# WHAT TO PRODUCE:
Below are some entries. Copy each line that holds the string "JSON".

# MATERIAL TO PROCESS:
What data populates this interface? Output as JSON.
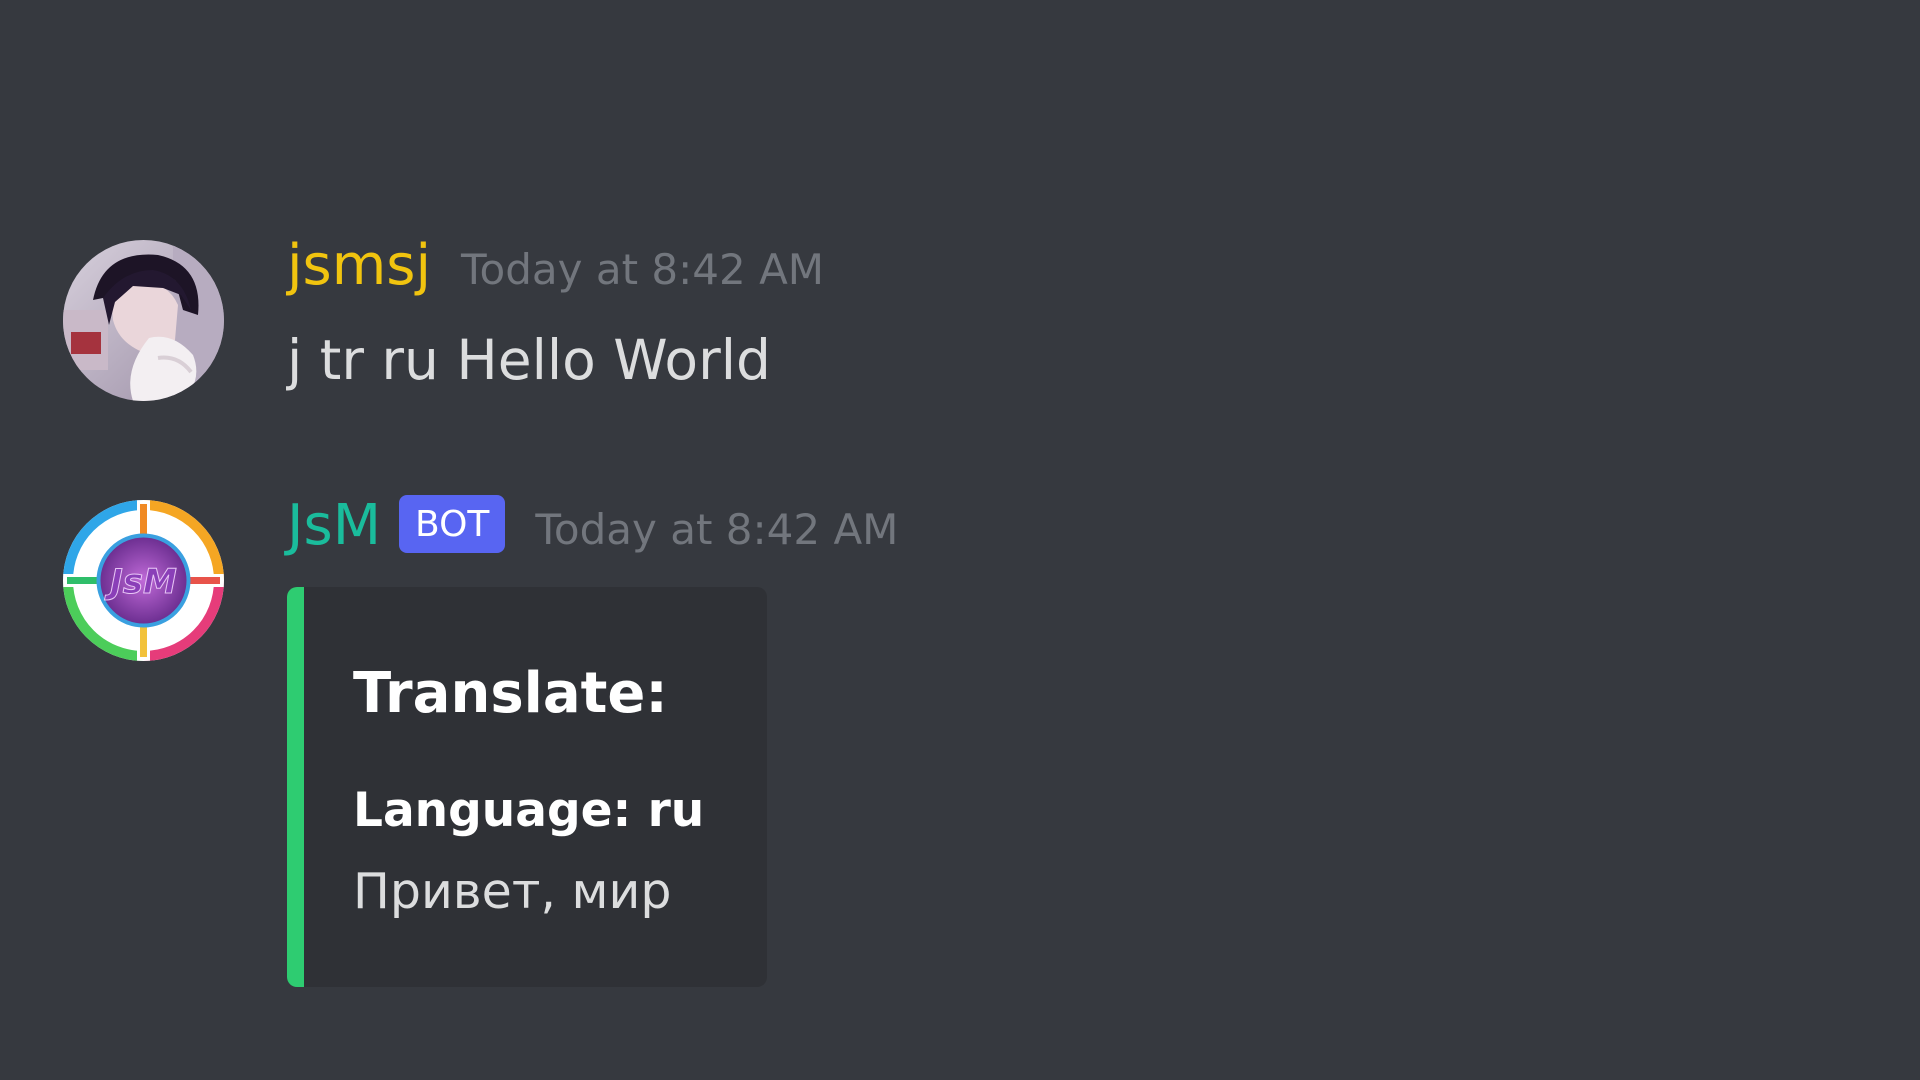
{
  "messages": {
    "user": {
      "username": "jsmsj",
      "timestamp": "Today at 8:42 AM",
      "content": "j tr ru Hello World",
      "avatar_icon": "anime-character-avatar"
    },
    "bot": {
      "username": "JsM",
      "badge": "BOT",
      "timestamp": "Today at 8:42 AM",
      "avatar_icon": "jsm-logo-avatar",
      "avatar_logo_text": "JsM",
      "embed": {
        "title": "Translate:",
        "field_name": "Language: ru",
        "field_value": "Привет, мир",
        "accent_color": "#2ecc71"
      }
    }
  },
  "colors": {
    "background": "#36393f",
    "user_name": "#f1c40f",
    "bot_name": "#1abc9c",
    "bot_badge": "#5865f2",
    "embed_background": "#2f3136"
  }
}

---

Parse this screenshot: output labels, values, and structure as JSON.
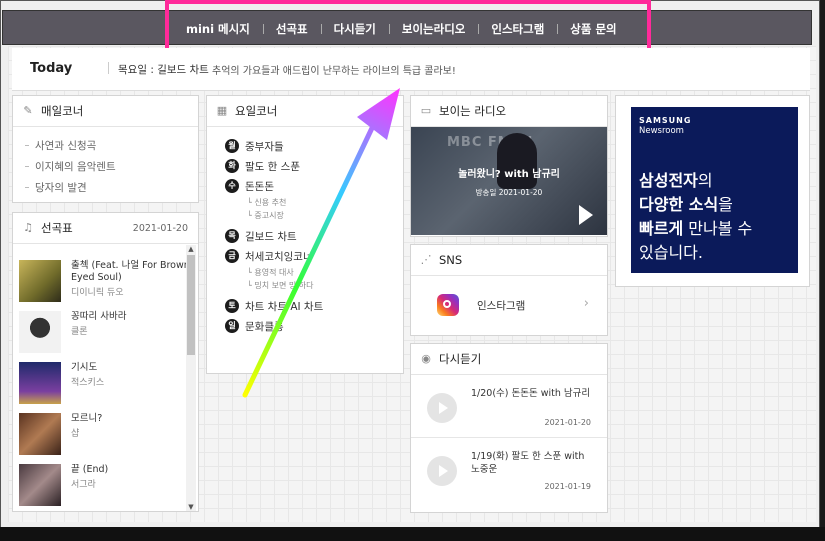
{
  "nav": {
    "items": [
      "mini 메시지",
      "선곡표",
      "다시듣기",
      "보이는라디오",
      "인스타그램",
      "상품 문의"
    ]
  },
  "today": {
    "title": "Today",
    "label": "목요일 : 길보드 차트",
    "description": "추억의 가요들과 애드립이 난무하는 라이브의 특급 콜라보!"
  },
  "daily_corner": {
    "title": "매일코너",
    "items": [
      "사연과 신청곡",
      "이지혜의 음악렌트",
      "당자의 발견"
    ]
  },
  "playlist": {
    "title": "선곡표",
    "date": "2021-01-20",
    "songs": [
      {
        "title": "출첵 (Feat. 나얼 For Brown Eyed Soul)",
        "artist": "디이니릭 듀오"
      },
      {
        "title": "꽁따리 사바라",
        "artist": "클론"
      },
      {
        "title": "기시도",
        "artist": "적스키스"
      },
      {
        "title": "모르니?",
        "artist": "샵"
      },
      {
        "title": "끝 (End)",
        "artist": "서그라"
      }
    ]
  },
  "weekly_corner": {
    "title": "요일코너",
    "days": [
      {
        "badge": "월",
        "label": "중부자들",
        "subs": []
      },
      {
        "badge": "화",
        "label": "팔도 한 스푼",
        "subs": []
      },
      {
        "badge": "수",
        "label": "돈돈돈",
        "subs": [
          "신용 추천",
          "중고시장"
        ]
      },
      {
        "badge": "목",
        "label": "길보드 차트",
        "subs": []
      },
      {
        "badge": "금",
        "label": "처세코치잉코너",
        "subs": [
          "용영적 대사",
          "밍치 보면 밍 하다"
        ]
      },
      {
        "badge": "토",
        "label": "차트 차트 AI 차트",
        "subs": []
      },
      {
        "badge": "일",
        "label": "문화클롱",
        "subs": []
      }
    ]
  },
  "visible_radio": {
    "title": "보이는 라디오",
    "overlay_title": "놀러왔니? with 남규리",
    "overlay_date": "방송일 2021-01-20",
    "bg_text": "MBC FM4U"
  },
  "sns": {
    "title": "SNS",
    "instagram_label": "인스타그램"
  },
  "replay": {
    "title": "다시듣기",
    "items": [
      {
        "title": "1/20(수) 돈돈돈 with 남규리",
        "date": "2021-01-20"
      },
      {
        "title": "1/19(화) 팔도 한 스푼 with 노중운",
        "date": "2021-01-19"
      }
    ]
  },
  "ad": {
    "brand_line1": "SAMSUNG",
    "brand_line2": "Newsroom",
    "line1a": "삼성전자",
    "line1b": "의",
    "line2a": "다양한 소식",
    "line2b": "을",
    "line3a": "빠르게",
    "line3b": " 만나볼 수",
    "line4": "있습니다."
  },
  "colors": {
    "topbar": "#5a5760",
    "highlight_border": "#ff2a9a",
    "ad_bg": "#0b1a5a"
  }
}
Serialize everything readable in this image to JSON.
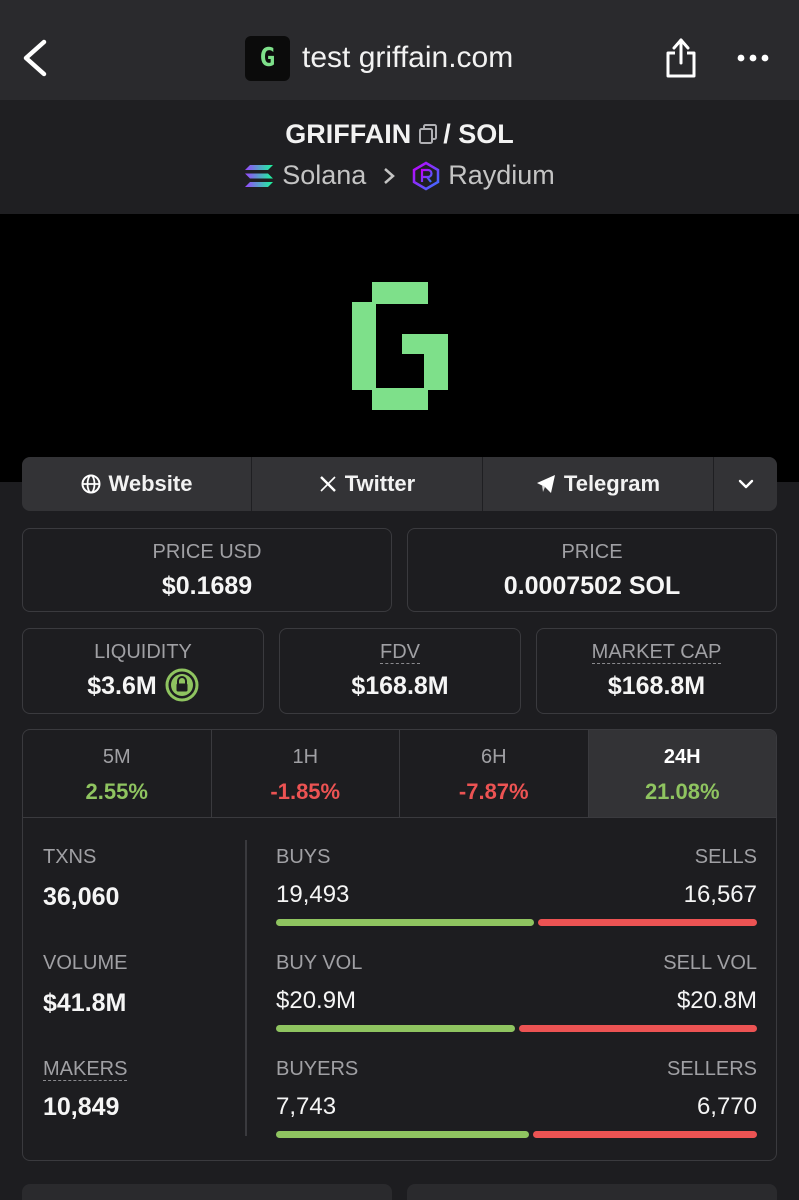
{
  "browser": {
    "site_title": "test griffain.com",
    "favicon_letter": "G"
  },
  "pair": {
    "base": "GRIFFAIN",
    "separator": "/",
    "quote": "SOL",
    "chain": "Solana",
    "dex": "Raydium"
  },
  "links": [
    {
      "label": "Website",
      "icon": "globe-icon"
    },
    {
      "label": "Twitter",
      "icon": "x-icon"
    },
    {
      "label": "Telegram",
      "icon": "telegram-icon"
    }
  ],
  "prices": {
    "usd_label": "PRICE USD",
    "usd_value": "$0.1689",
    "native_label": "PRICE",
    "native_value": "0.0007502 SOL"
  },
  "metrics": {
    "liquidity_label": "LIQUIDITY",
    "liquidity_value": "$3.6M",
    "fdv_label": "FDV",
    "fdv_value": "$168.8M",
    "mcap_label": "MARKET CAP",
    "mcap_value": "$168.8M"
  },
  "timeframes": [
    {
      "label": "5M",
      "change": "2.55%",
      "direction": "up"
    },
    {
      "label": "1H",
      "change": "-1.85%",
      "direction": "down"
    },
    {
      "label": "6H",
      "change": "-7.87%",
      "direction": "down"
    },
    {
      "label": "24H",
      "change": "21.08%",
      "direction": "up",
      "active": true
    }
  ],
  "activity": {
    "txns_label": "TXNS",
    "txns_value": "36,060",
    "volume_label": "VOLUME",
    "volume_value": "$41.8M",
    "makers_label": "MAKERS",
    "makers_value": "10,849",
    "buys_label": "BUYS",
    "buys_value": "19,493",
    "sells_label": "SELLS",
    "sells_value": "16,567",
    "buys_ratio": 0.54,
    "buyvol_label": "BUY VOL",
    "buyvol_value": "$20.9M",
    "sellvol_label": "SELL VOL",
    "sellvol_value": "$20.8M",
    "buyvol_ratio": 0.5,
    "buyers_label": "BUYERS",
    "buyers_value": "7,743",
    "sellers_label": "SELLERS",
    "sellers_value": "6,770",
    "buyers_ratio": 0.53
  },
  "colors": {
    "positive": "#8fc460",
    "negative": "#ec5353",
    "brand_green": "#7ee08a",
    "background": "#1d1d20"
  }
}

# RESPONSE:
What data populates this interface? Output as JSON.
Parse this screenshot: output labels, values, and structure as JSON.
Serialize everything readable in this image to JSON.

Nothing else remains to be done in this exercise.